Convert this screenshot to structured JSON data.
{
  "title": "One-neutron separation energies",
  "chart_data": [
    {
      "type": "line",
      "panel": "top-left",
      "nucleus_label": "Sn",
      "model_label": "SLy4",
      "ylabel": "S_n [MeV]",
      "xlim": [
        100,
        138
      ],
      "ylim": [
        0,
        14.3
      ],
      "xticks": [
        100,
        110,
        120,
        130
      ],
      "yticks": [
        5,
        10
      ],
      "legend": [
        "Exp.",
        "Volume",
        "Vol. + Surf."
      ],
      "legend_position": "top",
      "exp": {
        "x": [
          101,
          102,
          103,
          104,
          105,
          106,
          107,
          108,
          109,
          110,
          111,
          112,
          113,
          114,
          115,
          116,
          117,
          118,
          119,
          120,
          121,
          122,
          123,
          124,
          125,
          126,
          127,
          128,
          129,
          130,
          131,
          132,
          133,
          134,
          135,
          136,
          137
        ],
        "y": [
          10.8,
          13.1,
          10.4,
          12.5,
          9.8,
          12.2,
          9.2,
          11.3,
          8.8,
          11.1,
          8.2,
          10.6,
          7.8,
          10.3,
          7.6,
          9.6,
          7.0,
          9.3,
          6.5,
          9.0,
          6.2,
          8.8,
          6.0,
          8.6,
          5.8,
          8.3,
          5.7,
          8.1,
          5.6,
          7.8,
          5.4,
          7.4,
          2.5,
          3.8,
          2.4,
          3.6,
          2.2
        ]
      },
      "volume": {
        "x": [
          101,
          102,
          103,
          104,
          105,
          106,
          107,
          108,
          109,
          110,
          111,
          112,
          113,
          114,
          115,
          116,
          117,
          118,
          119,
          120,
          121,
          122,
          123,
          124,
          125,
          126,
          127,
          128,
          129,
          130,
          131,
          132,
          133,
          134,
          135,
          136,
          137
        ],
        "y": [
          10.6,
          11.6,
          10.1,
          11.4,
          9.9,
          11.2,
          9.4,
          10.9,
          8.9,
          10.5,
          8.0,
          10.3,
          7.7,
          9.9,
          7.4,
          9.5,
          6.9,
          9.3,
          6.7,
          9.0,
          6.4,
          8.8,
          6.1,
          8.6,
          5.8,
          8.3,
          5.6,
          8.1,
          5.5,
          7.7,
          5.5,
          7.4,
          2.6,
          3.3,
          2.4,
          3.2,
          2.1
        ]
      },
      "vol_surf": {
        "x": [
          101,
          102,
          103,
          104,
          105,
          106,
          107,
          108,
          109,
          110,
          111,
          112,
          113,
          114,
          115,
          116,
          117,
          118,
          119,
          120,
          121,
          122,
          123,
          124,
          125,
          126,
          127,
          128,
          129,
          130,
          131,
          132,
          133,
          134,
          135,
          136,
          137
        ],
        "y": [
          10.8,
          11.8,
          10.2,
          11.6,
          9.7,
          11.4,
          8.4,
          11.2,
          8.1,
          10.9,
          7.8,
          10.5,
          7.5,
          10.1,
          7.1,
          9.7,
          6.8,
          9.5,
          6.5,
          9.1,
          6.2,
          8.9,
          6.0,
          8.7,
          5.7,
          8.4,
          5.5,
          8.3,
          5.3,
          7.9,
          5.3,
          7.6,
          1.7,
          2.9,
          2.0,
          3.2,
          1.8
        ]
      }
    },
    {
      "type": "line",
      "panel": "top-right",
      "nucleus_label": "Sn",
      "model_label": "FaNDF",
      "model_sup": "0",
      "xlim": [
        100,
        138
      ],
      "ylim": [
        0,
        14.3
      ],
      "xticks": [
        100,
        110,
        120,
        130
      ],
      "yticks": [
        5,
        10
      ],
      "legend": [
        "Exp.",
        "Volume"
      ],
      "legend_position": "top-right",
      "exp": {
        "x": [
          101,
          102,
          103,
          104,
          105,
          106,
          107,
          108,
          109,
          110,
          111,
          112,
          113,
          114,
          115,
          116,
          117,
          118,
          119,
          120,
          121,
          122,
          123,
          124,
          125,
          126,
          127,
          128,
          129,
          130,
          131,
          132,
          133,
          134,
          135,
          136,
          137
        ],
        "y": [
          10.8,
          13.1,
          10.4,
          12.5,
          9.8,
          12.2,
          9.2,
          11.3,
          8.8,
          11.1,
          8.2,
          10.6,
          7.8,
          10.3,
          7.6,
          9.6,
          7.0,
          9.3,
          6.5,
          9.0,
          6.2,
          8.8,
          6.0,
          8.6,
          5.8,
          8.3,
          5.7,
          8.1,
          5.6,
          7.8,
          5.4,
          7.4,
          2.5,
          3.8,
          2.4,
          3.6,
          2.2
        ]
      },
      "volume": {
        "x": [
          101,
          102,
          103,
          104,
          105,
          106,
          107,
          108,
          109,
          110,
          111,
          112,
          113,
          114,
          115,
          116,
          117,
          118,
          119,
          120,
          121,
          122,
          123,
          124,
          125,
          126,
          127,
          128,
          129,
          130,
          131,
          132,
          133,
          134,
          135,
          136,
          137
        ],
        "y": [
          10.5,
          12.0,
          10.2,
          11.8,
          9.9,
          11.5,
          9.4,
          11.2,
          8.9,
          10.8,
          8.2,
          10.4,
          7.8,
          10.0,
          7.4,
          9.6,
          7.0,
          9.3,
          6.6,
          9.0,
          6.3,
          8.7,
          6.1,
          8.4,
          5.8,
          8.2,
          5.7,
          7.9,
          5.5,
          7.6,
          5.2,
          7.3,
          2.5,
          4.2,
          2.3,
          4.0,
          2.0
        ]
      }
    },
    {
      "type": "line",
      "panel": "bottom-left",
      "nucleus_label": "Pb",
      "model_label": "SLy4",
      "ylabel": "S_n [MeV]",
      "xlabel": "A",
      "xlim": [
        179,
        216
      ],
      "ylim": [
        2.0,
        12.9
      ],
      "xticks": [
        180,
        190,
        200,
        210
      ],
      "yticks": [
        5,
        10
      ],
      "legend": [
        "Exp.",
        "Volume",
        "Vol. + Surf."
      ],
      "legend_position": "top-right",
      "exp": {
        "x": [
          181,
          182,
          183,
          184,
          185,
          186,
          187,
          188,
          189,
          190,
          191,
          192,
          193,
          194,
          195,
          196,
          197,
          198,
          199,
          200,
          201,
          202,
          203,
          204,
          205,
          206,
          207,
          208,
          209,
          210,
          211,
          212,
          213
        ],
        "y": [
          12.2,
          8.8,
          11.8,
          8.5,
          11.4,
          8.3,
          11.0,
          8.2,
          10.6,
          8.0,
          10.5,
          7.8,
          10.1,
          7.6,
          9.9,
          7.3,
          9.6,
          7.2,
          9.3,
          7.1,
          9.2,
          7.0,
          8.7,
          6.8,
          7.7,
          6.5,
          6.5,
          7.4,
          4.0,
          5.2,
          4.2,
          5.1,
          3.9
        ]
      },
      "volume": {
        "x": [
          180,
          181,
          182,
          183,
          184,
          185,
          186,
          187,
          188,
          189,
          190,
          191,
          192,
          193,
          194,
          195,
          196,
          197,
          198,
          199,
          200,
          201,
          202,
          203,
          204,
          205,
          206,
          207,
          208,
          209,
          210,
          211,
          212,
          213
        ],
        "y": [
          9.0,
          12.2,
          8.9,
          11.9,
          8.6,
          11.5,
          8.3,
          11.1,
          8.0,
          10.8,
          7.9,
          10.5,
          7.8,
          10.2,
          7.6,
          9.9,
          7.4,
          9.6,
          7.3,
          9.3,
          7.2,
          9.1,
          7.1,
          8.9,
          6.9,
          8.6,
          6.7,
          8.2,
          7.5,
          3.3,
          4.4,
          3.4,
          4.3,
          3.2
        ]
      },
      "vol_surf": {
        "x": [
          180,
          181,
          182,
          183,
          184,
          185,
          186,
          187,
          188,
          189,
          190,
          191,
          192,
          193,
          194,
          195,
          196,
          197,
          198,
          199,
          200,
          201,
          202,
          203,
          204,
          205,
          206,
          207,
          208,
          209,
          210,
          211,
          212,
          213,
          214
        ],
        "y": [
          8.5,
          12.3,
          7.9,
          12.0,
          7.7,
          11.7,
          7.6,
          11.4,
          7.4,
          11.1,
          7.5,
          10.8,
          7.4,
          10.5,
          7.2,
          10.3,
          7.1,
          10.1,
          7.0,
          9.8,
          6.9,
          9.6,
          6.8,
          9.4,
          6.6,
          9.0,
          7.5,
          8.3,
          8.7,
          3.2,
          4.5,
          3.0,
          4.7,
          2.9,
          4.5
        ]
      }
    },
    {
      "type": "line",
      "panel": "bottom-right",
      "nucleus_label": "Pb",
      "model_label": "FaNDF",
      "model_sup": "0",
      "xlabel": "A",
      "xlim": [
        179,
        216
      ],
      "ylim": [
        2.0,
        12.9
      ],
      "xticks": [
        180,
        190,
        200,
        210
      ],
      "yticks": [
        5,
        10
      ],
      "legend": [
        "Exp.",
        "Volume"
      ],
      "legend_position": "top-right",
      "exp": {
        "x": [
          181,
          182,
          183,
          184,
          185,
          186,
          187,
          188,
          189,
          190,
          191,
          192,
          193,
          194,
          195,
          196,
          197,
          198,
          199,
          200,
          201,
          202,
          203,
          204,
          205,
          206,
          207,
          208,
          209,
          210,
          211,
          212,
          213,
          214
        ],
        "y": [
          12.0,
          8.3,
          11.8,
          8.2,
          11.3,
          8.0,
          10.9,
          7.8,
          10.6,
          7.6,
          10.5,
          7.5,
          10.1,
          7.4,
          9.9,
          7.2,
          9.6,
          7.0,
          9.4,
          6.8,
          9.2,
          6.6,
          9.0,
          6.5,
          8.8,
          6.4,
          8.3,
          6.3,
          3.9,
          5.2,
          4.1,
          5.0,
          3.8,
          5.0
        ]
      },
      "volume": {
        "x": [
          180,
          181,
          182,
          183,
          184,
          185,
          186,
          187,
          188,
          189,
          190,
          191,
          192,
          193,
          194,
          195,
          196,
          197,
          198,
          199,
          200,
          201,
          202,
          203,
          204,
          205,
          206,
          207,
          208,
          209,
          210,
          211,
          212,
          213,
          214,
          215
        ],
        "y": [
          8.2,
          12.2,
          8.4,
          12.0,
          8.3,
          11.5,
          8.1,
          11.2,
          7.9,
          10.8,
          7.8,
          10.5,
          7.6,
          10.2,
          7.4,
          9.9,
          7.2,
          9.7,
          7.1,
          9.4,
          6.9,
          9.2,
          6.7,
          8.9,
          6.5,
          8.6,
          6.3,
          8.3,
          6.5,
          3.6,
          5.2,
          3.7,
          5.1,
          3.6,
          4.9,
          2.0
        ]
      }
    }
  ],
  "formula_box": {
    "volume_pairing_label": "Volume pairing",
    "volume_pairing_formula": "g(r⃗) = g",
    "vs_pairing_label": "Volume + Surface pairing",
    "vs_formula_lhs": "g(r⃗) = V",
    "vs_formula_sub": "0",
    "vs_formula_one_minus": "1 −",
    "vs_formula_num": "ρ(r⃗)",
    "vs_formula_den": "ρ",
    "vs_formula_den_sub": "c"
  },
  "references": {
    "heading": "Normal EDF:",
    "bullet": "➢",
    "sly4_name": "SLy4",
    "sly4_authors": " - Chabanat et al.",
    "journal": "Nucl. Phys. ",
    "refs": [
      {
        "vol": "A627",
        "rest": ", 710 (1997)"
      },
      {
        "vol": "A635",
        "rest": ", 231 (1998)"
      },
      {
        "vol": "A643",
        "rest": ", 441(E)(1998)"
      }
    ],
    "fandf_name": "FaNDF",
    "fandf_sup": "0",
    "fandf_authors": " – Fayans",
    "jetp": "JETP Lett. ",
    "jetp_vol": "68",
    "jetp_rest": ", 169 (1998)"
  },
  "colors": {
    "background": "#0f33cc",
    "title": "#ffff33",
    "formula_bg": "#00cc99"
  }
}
#####
● TASK TO CARRY OUT
Determine how many lines of this listing contain "panel", and give only the number.

● COMPLETE OUTPUT
4